(Layout element annotations)
--- Begin ---

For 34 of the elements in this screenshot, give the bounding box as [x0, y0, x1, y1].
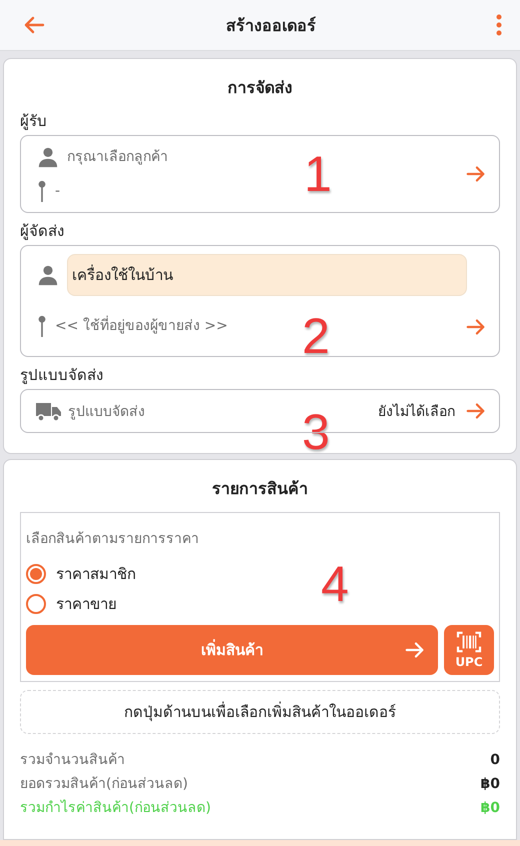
person-icon [37, 146, 59, 168]
radio-button[interactable] [26, 564, 46, 584]
more-icon [496, 13, 502, 37]
shipping-label: รูปแบบจัดส่ง [68, 403, 146, 422]
annotation-number: 1 [304, 149, 332, 199]
more-button[interactable] [496, 13, 502, 37]
truck-icon [35, 400, 62, 422]
shipping-value: ยังไม่ได้เลือก [378, 402, 455, 422]
page-title: สร้างออเดอร์ [226, 14, 316, 36]
sender-name-field[interactable]: เครื่องใช้ในบ้าน [67, 254, 467, 296]
empty-hint: กดปุ่มด้านบนเพื่อเลือกเพิ่มสินค้าในออเดอร์ [20, 690, 500, 734]
price-option[interactable]: ราคาสมาชิก [26, 559, 136, 589]
address-text: - [55, 182, 60, 201]
total-label: รวมกำไรค่าสินค้า(ก่อนส่วนลด) [20, 799, 211, 817]
pin-icon [37, 180, 47, 202]
price-option[interactable]: ราคาขาย [26, 589, 117, 619]
total-value: ฿0 [480, 799, 500, 817]
field-label: รูปแบบจัดส่ง [20, 365, 104, 385]
annotation-number: 4 [321, 559, 349, 609]
total-value: ฿0 [480, 775, 500, 793]
radio-button[interactable] [26, 594, 46, 614]
section-title: การจัดส่ง [226, 77, 294, 99]
section-title: รายการสินค้า [211, 478, 309, 500]
address-text: << ใช้ที่อยู่ของผู้ขายส่ง >> [55, 316, 228, 336]
person-icon [37, 264, 59, 286]
price-list-label: เลือกสินค้าตามรายการราคา [26, 530, 200, 549]
pin-icon [37, 315, 47, 337]
customer-placeholder: กรุณาเลือกลูกค้า [67, 148, 168, 167]
total-label: รวมจำนวนสินค้า [20, 751, 125, 769]
total-label: ยอดรวมสินค้า(ก่อนส่วนลด) [20, 775, 188, 793]
total-value: 0 [490, 751, 500, 769]
barcode-icon [455, 631, 483, 653]
field-label: ผู้จัดส่ง [20, 221, 65, 241]
field-label: ผู้รับ [20, 111, 48, 131]
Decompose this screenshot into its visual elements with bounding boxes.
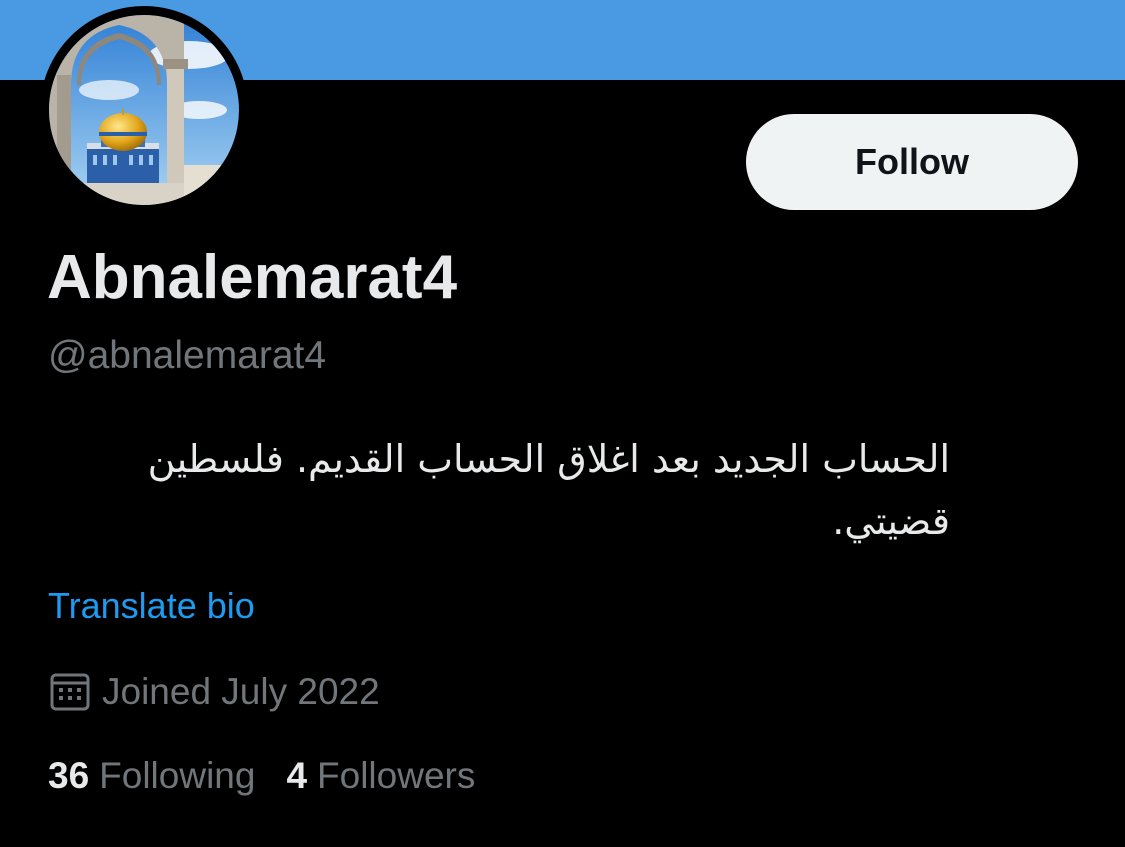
profile-display-name: Abnalemarat4 — [47, 243, 458, 312]
followers-label: Followers — [317, 755, 476, 796]
following-label: Following — [99, 755, 256, 796]
followers-stat[interactable]: 4 Followers — [286, 755, 475, 797]
calendar-icon — [50, 673, 90, 711]
profile-handle: @abnalemarat4 — [48, 334, 327, 377]
profile-stats: 36 Following 4 Followers — [48, 755, 475, 797]
following-stat[interactable]: 36 Following — [48, 755, 255, 797]
followers-count: 4 — [286, 755, 308, 796]
joined-date-row: Joined July 2022 — [48, 670, 380, 714]
profile-bio: الحساب الجديد بعد اغلاق الحساب القديم. ف… — [147, 437, 950, 543]
profile-avatar[interactable] — [40, 6, 248, 214]
joined-date: Joined July 2022 — [102, 671, 380, 712]
following-count: 36 — [48, 755, 90, 796]
follow-button[interactable]: Follow — [746, 114, 1078, 210]
dome-of-the-rock-avatar — [49, 15, 239, 205]
translate-bio-link[interactable]: Translate bio — [48, 585, 255, 627]
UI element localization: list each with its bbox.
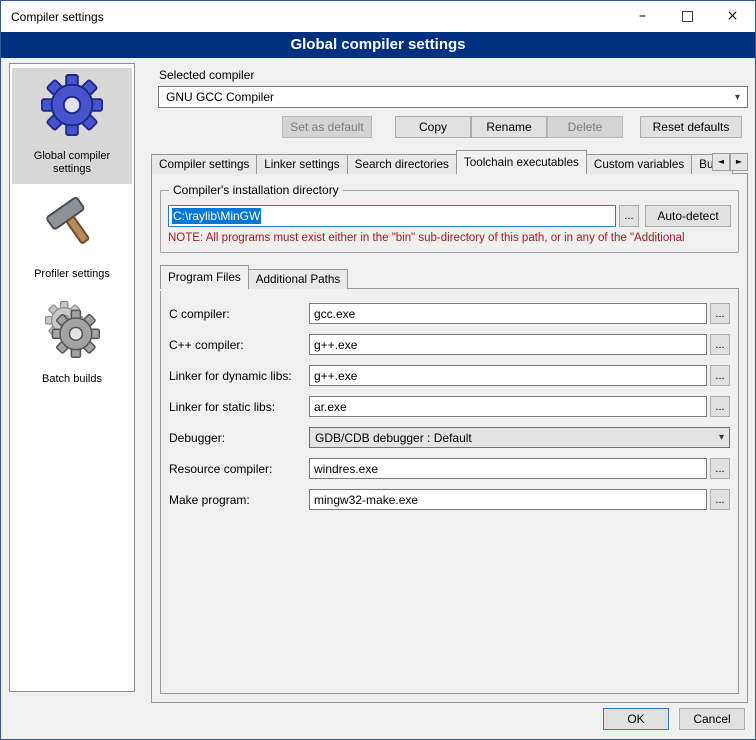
- field-row-dynamic-linker: Linker for dynamic libs: ...: [169, 365, 730, 386]
- window-controls: – □ ×: [620, 1, 755, 32]
- installation-directory-row: C:\raylib\MinGW ... Auto-detect: [168, 205, 731, 227]
- main-panel: Selected compiler GNU GCC Compiler ▾ Set…: [151, 62, 748, 703]
- tab-scroll-right-icon[interactable]: ►: [730, 153, 748, 171]
- static-linker-browse-button[interactable]: ...: [710, 396, 730, 417]
- c-compiler-browse-button[interactable]: ...: [710, 303, 730, 324]
- rename-button[interactable]: Rename: [471, 116, 547, 138]
- compiler-settings-dialog: Compiler settings – □ × Global compiler …: [0, 0, 756, 740]
- field-label: Debugger:: [169, 431, 309, 445]
- selected-compiler-label: Selected compiler: [159, 68, 748, 82]
- dynamic-linker-input[interactable]: [309, 365, 707, 386]
- make-program-input[interactable]: [309, 489, 707, 510]
- tab-search-directories[interactable]: Search directories: [347, 154, 457, 174]
- tab-linker-settings[interactable]: Linker settings: [256, 154, 347, 174]
- program-files-panel: C compiler: ... C++ compiler: ...: [160, 288, 739, 694]
- sidebar-item-label: Profiler settings: [14, 268, 130, 281]
- toolchain-executables-pane: Compiler's installation directory C:\ray…: [151, 173, 748, 703]
- profiler-hammer-icon: [41, 192, 103, 254]
- dialog-footer: OK Cancel: [603, 708, 745, 730]
- tab-scroll-left-icon[interactable]: ◄: [712, 153, 730, 171]
- titlebar: Compiler settings – □ ×: [1, 1, 755, 32]
- compiler-select-value: GNU GCC Compiler: [166, 90, 274, 104]
- reset-defaults-button[interactable]: Reset defaults: [640, 116, 742, 138]
- c-compiler-input[interactable]: [309, 303, 707, 324]
- installation-directory-browse-button[interactable]: ...: [619, 205, 639, 227]
- gray-gear-icon: [41, 297, 103, 359]
- field-label: Linker for dynamic libs:: [169, 369, 309, 383]
- debugger-select-value: GDB/CDB debugger : Default: [315, 431, 472, 445]
- field-row-make-program: Make program: ...: [169, 489, 730, 510]
- page-title: Global compiler settings: [1, 32, 755, 58]
- cpp-compiler-browse-button[interactable]: ...: [710, 334, 730, 355]
- resource-compiler-browse-button[interactable]: ...: [710, 458, 730, 479]
- tab-compiler-settings[interactable]: Compiler settings: [151, 154, 257, 174]
- static-linker-input[interactable]: [309, 396, 707, 417]
- installation-directory-input[interactable]: C:\raylib\MinGW: [168, 205, 616, 227]
- installation-directory-title: Compiler's installation directory: [169, 183, 343, 197]
- sidebar-item-profiler-settings[interactable]: Profiler settings: [12, 186, 132, 289]
- ok-button[interactable]: OK: [603, 708, 669, 730]
- sidebar-item-label: Batch builds: [14, 373, 130, 386]
- field-row-cpp-compiler: C++ compiler: ...: [169, 334, 730, 355]
- field-label: Resource compiler:: [169, 462, 309, 476]
- copy-button[interactable]: Copy: [395, 116, 471, 138]
- tab-program-files[interactable]: Program Files: [160, 265, 249, 289]
- debugger-select[interactable]: GDB/CDB debugger : Default ▾: [309, 427, 730, 448]
- chevron-down-icon: ▾: [719, 432, 724, 443]
- bin-subdirectory-note: NOTE: All programs must exist either in …: [168, 232, 731, 244]
- field-row-c-compiler: C compiler: ...: [169, 303, 730, 324]
- delete-button[interactable]: Delete: [547, 116, 623, 138]
- compiler-actions: Set as default Copy Rename Delete Reset …: [151, 116, 748, 138]
- chevron-down-icon: ▾: [735, 92, 740, 103]
- sidebar-item-batch-builds[interactable]: Batch builds: [12, 291, 132, 394]
- field-row-resource-compiler: Resource compiler: ...: [169, 458, 730, 479]
- cpp-compiler-input[interactable]: [309, 334, 707, 355]
- resource-compiler-input[interactable]: [309, 458, 707, 479]
- settings-sidebar: Global compiler settings Profiler settin…: [9, 63, 135, 692]
- installation-directory-group: Compiler's installation directory C:\ray…: [160, 190, 739, 253]
- field-row-static-linker: Linker for static libs: ...: [169, 396, 730, 417]
- field-row-debugger: Debugger: GDB/CDB debugger : Default ▾: [169, 427, 730, 448]
- field-label: C++ compiler:: [169, 338, 309, 352]
- sidebar-item-label: Global compiler settings: [14, 150, 130, 176]
- tab-scroll-buttons: ◄ ►: [712, 153, 748, 171]
- settings-tabstrip: Compiler settings Linker settings Search…: [151, 150, 748, 174]
- field-label: C compiler:: [169, 307, 309, 321]
- autodetect-button[interactable]: Auto-detect: [645, 205, 731, 227]
- blue-gear-icon: [41, 74, 103, 136]
- make-program-browse-button[interactable]: ...: [710, 489, 730, 510]
- tab-additional-paths[interactable]: Additional Paths: [248, 269, 348, 289]
- window-title: Compiler settings: [11, 10, 104, 24]
- cancel-button[interactable]: Cancel: [679, 708, 745, 730]
- dynamic-linker-browse-button[interactable]: ...: [710, 365, 730, 386]
- set-as-default-button[interactable]: Set as default: [282, 116, 372, 138]
- dialog-content: Global compiler settings Profiler settin…: [1, 58, 755, 739]
- maximize-button[interactable]: □: [665, 1, 710, 32]
- program-files-tabstrip: Program Files Additional Paths: [160, 265, 740, 289]
- minimize-button[interactable]: –: [620, 1, 665, 32]
- field-label: Make program:: [169, 493, 309, 507]
- compiler-select[interactable]: GNU GCC Compiler ▾: [158, 86, 748, 108]
- tab-toolchain-executables[interactable]: Toolchain executables: [456, 150, 587, 174]
- selected-text: C:\raylib\MinGW: [172, 208, 261, 224]
- close-button[interactable]: ×: [710, 1, 755, 32]
- field-label: Linker for static libs:: [169, 400, 309, 414]
- sidebar-item-global-compiler-settings[interactable]: Global compiler settings: [12, 68, 132, 184]
- tab-custom-variables[interactable]: Custom variables: [586, 154, 692, 174]
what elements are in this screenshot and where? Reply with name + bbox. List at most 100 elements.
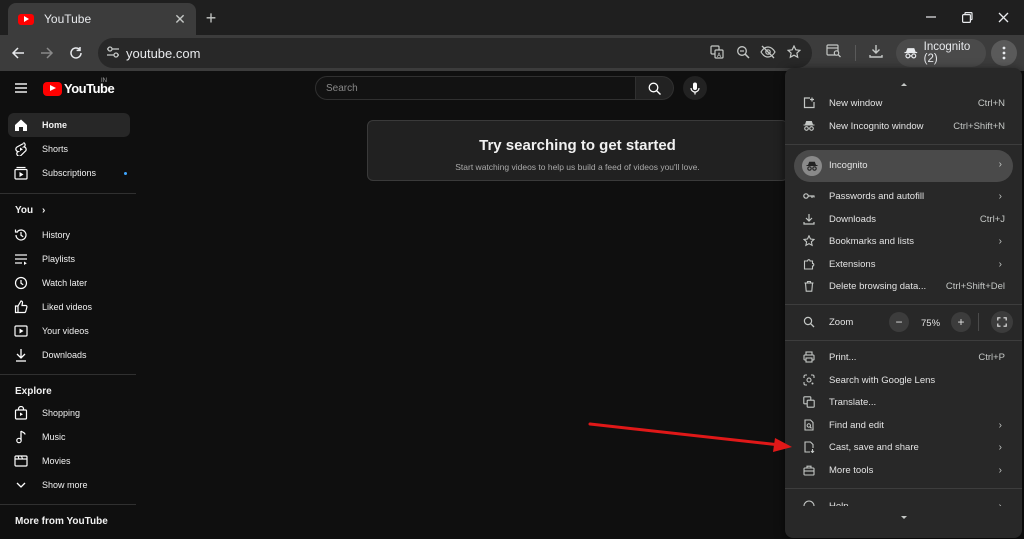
zoom-icon (803, 316, 815, 328)
microphone-icon (690, 82, 700, 94)
close-tab-icon[interactable]: ✕ (170, 9, 190, 29)
menu-item-google-lens[interactable]: Search with Google Lens (785, 369, 1022, 391)
sidebar-item-home[interactable]: Home (8, 113, 130, 137)
downloads-toolbar-icon[interactable] (869, 44, 883, 58)
address-bar[interactable]: youtube.com A (98, 38, 812, 68)
new-content-dot (124, 172, 127, 175)
youtube-search-button[interactable] (636, 76, 674, 100)
chevron-right-icon: › (998, 420, 1002, 431)
watch-later-icon (14, 276, 28, 290)
music-note-icon (16, 430, 26, 444)
sidebar-item-downloads[interactable]: Downloads (8, 343, 130, 367)
sidebar-item-history[interactable]: History (8, 223, 130, 247)
menu-item-bookmarks[interactable]: Bookmarks and lists › (785, 230, 1022, 252)
search-placeholder: Search (326, 83, 358, 94)
menu-scroll-up-icon[interactable] (901, 83, 907, 86)
sidebar-item-label: Movies (42, 456, 71, 466)
menu-item-print[interactable]: Print... Ctrl+P (785, 346, 1022, 368)
toolbox-icon (803, 465, 815, 476)
download-icon (803, 214, 815, 225)
forward-button[interactable] (35, 41, 59, 65)
menu-item-cast-save-share[interactable]: Cast, save and share › (785, 436, 1022, 458)
url-text[interactable]: youtube.com (126, 46, 200, 61)
sidebar-item-your-videos[interactable]: Your videos (8, 319, 130, 343)
sidebar-item-label: Subscriptions (42, 168, 97, 178)
sidebar-item-label: Music (42, 432, 66, 442)
menu-item-label: Search with Google Lens (829, 375, 936, 386)
sidebar-item-label: Shorts (42, 144, 69, 154)
sidebar-item-shopping[interactable]: Shopping (8, 401, 130, 425)
youtube-search-input[interactable]: Search (315, 76, 636, 100)
sidebar-you-heading[interactable]: You › (15, 205, 45, 216)
zoom-in-button[interactable]: + (951, 312, 971, 332)
menu-item-new-incognito-window[interactable]: New Incognito window Ctrl+Shift+N (785, 115, 1022, 137)
menu-scroll-down-icon[interactable] (901, 516, 907, 519)
close-window-button[interactable] (988, 6, 1018, 28)
menu-item-passwords-autofill[interactable]: Passwords and autofill › (785, 185, 1022, 207)
site-info-icon[interactable] (106, 45, 120, 59)
sidebar-item-music[interactable]: Music (8, 425, 130, 449)
download-icon (16, 349, 26, 362)
shorts-icon (15, 142, 27, 156)
minimize-window-button[interactable] (916, 6, 946, 28)
fullscreen-button[interactable] (991, 311, 1013, 333)
thumbs-up-icon (14, 300, 28, 314)
menu-item-label: Incognito (829, 160, 868, 171)
tab-title: YouTube (44, 12, 92, 26)
menu-item-more-tools[interactable]: More tools › (785, 459, 1022, 481)
menu-item-delete-browsing-data[interactable]: Delete browsing data... Ctrl+Shift+Del (785, 275, 1022, 297)
menu-item-label: Bookmarks and lists (829, 236, 915, 247)
region-code: IN (101, 78, 107, 84)
menu-item-new-window[interactable]: New window Ctrl+N (785, 92, 1022, 114)
youtube-logo[interactable]: YouTube IN (43, 78, 115, 96)
star-icon (803, 235, 815, 247)
menu-item-translate[interactable]: Translate... (785, 391, 1022, 413)
youtube-favicon-icon (18, 13, 34, 25)
chevron-right-icon: › (998, 465, 1002, 476)
menu-item-label: Extensions (829, 259, 876, 270)
sidebar-item-label: History (42, 230, 71, 240)
menu-item-incognito-profile[interactable]: Incognito › (794, 150, 1013, 182)
sidebar-item-shorts[interactable]: Shorts (8, 137, 130, 161)
menu-item-label: Downloads (829, 214, 876, 225)
menu-item-label: Cast, save and share (829, 442, 919, 453)
bookmark-star-icon[interactable] (787, 45, 803, 61)
guide-menu-icon[interactable] (14, 82, 28, 94)
menu-item-help[interactable]: Help › (785, 495, 1022, 506)
translate-icon (803, 396, 815, 408)
menu-item-label: Translate... (829, 397, 877, 408)
new-tab-button[interactable]: + (200, 8, 222, 28)
chrome-menu-button[interactable] (991, 40, 1017, 66)
sidebar-item-movies[interactable]: Movies (8, 449, 130, 473)
menu-separator (785, 304, 1022, 305)
menu-item-find-and-edit[interactable]: Find and edit › (785, 414, 1022, 436)
third-party-cookies-blocked-icon[interactable] (760, 45, 776, 61)
sidebar-item-liked-videos[interactable]: Liked videos (8, 295, 130, 319)
empty-feed-subtitle: Start watching videos to help us build a… (455, 162, 700, 172)
sidebar-item-playlists[interactable]: Playlists (8, 247, 130, 271)
sidebar-item-show-more[interactable]: Show more (8, 473, 130, 497)
zoom-out-button[interactable]: − (889, 312, 909, 332)
back-button[interactable] (6, 41, 30, 65)
menu-item-extensions[interactable]: Extensions › (785, 253, 1022, 275)
incognito-icon (904, 48, 918, 59)
zoom-page-icon[interactable] (736, 45, 752, 61)
chevron-right-icon: › (998, 191, 1002, 202)
sidebar-item-label: Home (42, 120, 68, 130)
menu-item-label: Print... (829, 352, 857, 363)
sidebar-item-subscriptions[interactable]: Subscriptions (8, 161, 130, 185)
puzzle-piece-icon (803, 259, 815, 270)
menu-item-label: New window (829, 98, 883, 109)
incognito-indicator[interactable]: Incognito (2) (896, 39, 986, 67)
sidebar-item-label: Show more (42, 480, 88, 490)
translate-page-icon[interactable]: A (710, 45, 726, 61)
menu-item-downloads[interactable]: Downloads Ctrl+J (785, 208, 1022, 230)
voice-search-button[interactable] (683, 76, 707, 100)
tab-youtube[interactable]: YouTube ✕ (8, 3, 196, 35)
menu-item-shortcut: Ctrl+Shift+Del (945, 281, 1005, 292)
tab-search-icon[interactable] (826, 44, 842, 58)
restore-window-button[interactable] (952, 6, 982, 28)
sidebar-item-watch-later[interactable]: Watch later (8, 271, 130, 295)
chrome-app-menu: New window Ctrl+N New Incognito window C… (785, 68, 1022, 538)
reload-button[interactable] (64, 41, 88, 65)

--- End ---

Instructions to follow: Retype the part of the material that opens with the line containing "profile-display-name: Abnalemarat4 —" and closes with the line containing "joined-date-row: Joined July", both lines included, keeping every line exactly as it is.

Solution for this problem:
profile-display-name: Abnalemarat4 — [47, 243, 458, 312]
followers-label: Followers — [317, 755, 476, 796]
following-label: Following — [99, 755, 256, 796]
followers-stat[interactable]: 4 Followers — [286, 755, 475, 797]
calendar-icon — [50, 673, 90, 711]
profile-handle: @abnalemarat4 — [48, 334, 327, 377]
profile-stats: 36 Following 4 Followers — [48, 755, 475, 797]
following-stat[interactable]: 36 Following — [48, 755, 255, 797]
followers-count: 4 — [286, 755, 308, 796]
joined-date-row: Joined July 2022 — [48, 670, 380, 714]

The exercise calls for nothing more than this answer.